* EXERCISE AIM:
Filter for the word "выполненной" and keep each matching line.

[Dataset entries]
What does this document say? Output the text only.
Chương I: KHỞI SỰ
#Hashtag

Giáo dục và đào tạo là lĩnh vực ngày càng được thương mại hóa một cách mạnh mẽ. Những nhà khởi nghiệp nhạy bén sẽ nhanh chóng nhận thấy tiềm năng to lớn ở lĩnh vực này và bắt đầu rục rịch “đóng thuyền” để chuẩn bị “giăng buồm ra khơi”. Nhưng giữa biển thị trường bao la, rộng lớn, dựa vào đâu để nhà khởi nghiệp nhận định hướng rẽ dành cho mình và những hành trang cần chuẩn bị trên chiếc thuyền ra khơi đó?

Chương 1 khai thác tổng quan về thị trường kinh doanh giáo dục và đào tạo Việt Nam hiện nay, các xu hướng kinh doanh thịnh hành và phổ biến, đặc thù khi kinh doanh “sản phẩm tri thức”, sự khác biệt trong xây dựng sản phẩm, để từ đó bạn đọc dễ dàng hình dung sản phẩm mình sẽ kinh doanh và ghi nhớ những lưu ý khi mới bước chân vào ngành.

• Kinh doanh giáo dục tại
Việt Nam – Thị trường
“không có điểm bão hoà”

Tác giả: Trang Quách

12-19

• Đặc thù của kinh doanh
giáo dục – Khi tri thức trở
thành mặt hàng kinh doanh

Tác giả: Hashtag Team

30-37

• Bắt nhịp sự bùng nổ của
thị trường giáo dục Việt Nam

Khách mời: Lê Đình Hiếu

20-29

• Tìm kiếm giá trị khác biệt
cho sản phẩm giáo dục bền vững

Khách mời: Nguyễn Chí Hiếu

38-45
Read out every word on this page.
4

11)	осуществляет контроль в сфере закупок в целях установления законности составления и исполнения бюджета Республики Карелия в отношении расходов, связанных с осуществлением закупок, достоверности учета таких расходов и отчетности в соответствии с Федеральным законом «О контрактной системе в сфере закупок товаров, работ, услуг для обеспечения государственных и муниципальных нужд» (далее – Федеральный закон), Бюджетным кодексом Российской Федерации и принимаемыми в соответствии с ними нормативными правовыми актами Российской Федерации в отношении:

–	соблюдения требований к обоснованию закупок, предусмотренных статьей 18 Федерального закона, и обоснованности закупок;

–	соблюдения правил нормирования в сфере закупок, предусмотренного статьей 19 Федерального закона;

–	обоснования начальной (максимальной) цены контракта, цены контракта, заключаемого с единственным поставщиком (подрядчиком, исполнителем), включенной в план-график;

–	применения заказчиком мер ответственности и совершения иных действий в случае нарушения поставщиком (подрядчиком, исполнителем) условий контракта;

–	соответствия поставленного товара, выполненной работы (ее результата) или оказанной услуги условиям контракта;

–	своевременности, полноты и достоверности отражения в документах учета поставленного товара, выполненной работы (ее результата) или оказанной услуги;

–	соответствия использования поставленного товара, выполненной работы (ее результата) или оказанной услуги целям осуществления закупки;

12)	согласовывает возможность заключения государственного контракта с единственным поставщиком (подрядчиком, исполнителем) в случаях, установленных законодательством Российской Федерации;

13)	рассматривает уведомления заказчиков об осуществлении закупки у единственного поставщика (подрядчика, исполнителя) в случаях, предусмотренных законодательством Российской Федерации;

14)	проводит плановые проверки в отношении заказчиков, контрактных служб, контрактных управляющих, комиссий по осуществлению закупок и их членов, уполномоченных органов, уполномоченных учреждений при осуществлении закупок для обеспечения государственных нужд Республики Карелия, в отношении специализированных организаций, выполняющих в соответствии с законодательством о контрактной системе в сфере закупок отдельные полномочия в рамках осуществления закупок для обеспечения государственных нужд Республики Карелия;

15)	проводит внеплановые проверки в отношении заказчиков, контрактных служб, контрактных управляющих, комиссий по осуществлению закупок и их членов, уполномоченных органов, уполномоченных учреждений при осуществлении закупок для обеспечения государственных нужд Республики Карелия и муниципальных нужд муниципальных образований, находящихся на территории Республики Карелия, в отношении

* ANSWER:
–	соответствия поставленного товара, выполненной работы (ее результата) или оказанной услуги условиям контракта;
–	своевременности, полноты и достоверности отражения в документах учета поставленного товара, выполненной работы (ее результата) или оказанной услуги;
–	соответствия использования поставленного товара, выполненной работы (ее результата) или оказанной услуги целям осуществления закупки;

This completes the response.